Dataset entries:
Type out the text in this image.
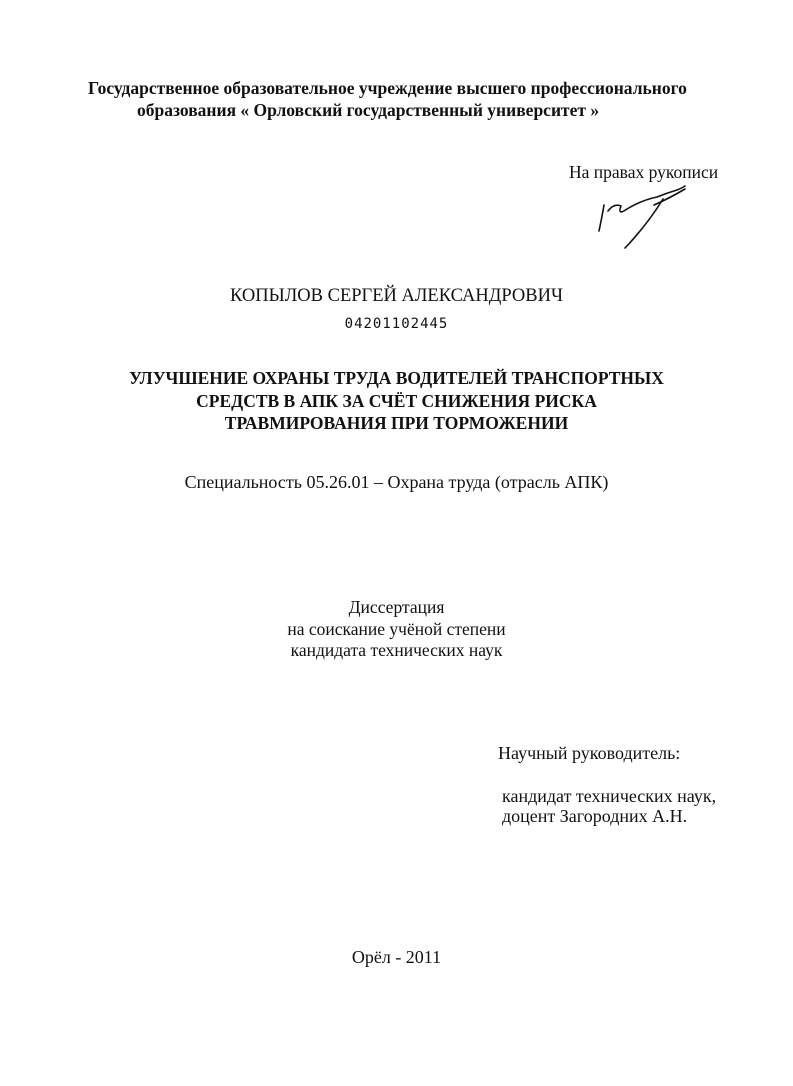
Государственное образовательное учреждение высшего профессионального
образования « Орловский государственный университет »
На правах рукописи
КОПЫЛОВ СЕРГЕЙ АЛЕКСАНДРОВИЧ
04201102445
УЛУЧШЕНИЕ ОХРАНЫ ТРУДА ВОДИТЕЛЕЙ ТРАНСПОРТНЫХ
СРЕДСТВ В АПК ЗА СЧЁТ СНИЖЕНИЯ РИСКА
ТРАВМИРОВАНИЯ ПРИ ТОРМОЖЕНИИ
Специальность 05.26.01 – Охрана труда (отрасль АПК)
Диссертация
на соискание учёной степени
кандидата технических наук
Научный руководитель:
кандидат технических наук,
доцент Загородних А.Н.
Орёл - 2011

The request — Quote the preceding listing precisely and completely, omitting its images.

Answer to the exercise —
Type out the text in this image.
Государственное образовательное учреждение высшего профессионального
образования « Орловский государственный университет »
На правах рукописи
КОПЫЛОВ СЕРГЕЙ АЛЕКСАНДРОВИЧ
04201102445
УЛУЧШЕНИЕ ОХРАНЫ ТРУДА ВОДИТЕЛЕЙ ТРАНСПОРТНЫХ
СРЕДСТВ В АПК ЗА СЧЁТ СНИЖЕНИЯ РИСКА
ТРАВМИРОВАНИЯ ПРИ ТОРМОЖЕНИИ
Специальность 05.26.01 – Охрана труда (отрасль АПК)
Диссертация
на соискание учёной степени
кандидата технических наук
Научный руководитель:
кандидат технических наук,
доцент Загородних А.Н.
Орёл - 2011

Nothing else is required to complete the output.